- **TO DO**: Please copy out all the entries below, swapping "bounding boxes" for "enclosing boxes" and leaving everything else untouched.

* * * *

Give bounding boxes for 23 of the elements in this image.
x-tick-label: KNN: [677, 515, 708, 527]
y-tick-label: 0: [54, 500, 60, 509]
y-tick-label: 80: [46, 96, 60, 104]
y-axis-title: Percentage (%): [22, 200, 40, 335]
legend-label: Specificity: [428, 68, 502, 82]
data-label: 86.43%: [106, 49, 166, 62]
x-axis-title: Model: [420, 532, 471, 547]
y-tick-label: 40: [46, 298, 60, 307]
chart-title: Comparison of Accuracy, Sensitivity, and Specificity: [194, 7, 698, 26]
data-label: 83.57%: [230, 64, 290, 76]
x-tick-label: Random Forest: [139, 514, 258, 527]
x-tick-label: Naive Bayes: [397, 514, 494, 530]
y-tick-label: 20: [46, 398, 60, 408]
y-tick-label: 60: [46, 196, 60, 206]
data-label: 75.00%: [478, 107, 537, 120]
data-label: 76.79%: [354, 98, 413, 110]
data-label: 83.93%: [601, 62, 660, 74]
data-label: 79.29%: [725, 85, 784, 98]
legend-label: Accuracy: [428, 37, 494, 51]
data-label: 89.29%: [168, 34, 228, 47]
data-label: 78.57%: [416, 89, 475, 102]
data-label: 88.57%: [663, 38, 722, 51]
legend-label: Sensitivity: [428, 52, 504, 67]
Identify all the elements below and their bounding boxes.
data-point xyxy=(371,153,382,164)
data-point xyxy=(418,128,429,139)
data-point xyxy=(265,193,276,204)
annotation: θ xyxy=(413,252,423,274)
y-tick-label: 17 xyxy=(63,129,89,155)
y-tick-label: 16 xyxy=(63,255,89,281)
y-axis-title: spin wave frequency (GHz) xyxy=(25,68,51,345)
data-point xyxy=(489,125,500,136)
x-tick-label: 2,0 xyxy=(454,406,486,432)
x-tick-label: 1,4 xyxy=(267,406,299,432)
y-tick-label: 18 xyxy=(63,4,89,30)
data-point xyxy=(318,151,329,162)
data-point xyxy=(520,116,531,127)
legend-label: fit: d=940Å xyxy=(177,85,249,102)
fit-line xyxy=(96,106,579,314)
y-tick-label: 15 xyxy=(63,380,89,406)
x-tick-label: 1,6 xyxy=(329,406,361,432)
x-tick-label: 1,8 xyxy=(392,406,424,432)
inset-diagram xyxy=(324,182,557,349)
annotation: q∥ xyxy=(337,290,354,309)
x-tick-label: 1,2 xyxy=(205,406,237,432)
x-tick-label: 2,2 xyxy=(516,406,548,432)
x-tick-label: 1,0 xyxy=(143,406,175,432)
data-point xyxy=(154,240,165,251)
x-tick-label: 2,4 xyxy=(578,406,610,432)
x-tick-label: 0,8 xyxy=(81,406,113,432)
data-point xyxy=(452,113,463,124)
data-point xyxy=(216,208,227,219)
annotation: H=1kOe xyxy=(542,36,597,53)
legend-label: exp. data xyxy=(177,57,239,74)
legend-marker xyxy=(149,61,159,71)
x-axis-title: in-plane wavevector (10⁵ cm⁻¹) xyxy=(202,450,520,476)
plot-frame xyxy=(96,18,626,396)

* * * *

- **TASK SOLUTION**:
Give enclosing boxes for 23 of the elements in this image.
x-tick-label: KNN: [677, 515, 708, 527]
y-tick-label: 0: [54, 500, 60, 509]
y-tick-label: 80: [46, 96, 60, 104]
y-axis-title: Percentage (%): [22, 200, 40, 335]
legend-label: Specificity: [428, 68, 502, 82]
data-label: 86.43%: [106, 49, 166, 62]
x-axis-title: Model: [420, 532, 471, 547]
y-tick-label: 40: [46, 298, 60, 307]
chart-title: Comparison of Accuracy, Sensitivity, and Specificity: [194, 7, 698, 26]
data-label: 83.57%: [230, 64, 290, 76]
x-tick-label: Random Forest: [139, 514, 258, 527]
x-tick-label: Naive Bayes: [397, 514, 494, 530]
y-tick-label: 20: [46, 398, 60, 408]
y-tick-label: 60: [46, 196, 60, 206]
data-label: 75.00%: [478, 107, 537, 120]
data-label: 76.79%: [354, 98, 413, 110]
data-label: 83.93%: [601, 62, 660, 74]
data-label: 79.29%: [725, 85, 784, 98]
legend-label: Accuracy: [428, 37, 494, 51]
data-label: 89.29%: [168, 34, 228, 47]
data-label: 78.57%: [416, 89, 475, 102]
data-label: 88.57%: [663, 38, 722, 51]
legend-label: Sensitivity: [428, 52, 504, 67]
Identify all the elements below and their enclosing boxes.
data-point xyxy=(371,153,382,164)
data-point xyxy=(418,128,429,139)
data-point xyxy=(265,193,276,204)
annotation: θ xyxy=(413,252,423,274)
y-tick-label: 17 xyxy=(63,129,89,155)
y-tick-label: 16 xyxy=(63,255,89,281)
y-axis-title: spin wave frequency (GHz) xyxy=(25,68,51,345)
data-point xyxy=(489,125,500,136)
x-tick-label: 2,0 xyxy=(454,406,486,432)
x-tick-label: 1,4 xyxy=(267,406,299,432)
y-tick-label: 18 xyxy=(63,4,89,30)
data-point xyxy=(318,151,329,162)
data-point xyxy=(520,116,531,127)
legend-label: fit: d=940Å xyxy=(177,85,249,102)
fit-line xyxy=(96,106,579,314)
y-tick-label: 15 xyxy=(63,380,89,406)
x-tick-label: 1,6 xyxy=(329,406,361,432)
x-tick-label: 1,8 xyxy=(392,406,424,432)
inset-diagram xyxy=(324,182,557,349)
annotation: q∥ xyxy=(337,290,354,309)
x-tick-label: 1,2 xyxy=(205,406,237,432)
x-tick-label: 2,2 xyxy=(516,406,548,432)
x-tick-label: 1,0 xyxy=(143,406,175,432)
data-point xyxy=(154,240,165,251)
x-tick-label: 2,4 xyxy=(578,406,610,432)
x-tick-label: 0,8 xyxy=(81,406,113,432)
data-point xyxy=(452,113,463,124)
data-point xyxy=(216,208,227,219)
annotation: H=1kOe xyxy=(542,36,597,53)
legend-label: exp. data xyxy=(177,57,239,74)
legend-marker xyxy=(149,61,159,71)
x-axis-title: in-plane wavevector (10⁵ cm⁻¹) xyxy=(202,450,520,476)
plot-frame xyxy=(96,18,626,396)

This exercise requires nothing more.